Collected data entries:
— begin —
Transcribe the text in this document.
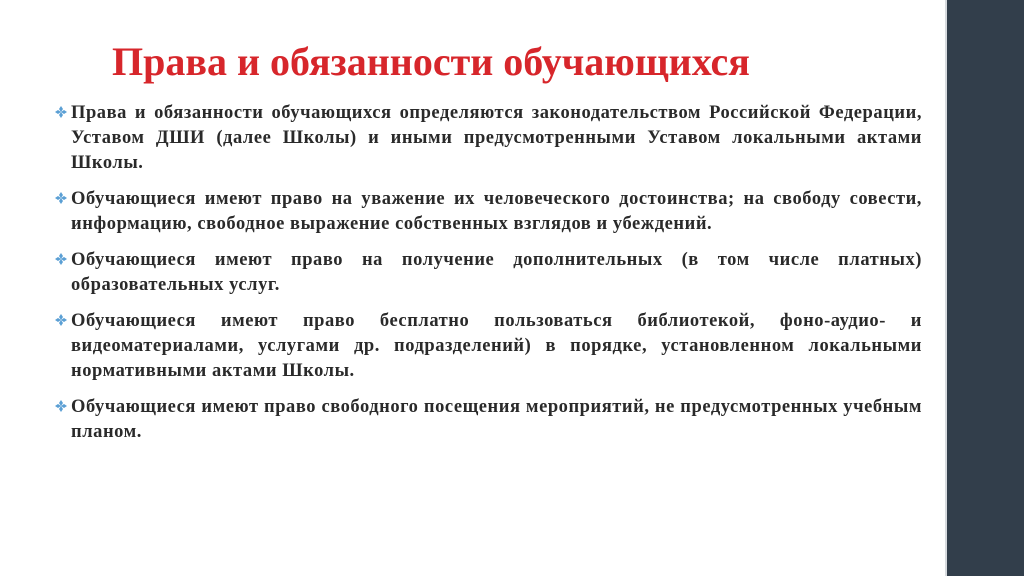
Права и обязанности обучающихся
Права и обязанности обучающихся определяются законодательством Российской Федерации, Уставом ДШИ (далее Школы) и иными предусмотренными Уставом локальными актами Школы.
Обучающиеся имеют право на уважение их человеческого достоинства; на свободу совести, информацию, свободное выражение собственных взглядов и убеждений.
Обучающиеся имеют право на получение дополнительных (в том числе платных) образовательных услуг.
Обучающиеся имеют право бесплатно пользоваться библиотекой, фоно-аудио- и видеоматериалами, услугами др. подразделений) в порядке, установленном локальными нормативными актами Школы.
Обучающиеся имеют право свободного посещения мероприятий, не предусмотренных учебным планом.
— end —
Given problem:
Where a line contains "обучающихся", copy that line.

Final answer:
Права и обязанности обучающихся
Права и обязанности обучающихся определяются законодательством Российской Федерации, Уставом ДШИ (далее Школы) и иными предусмотренными Уставом локальными актами Школы.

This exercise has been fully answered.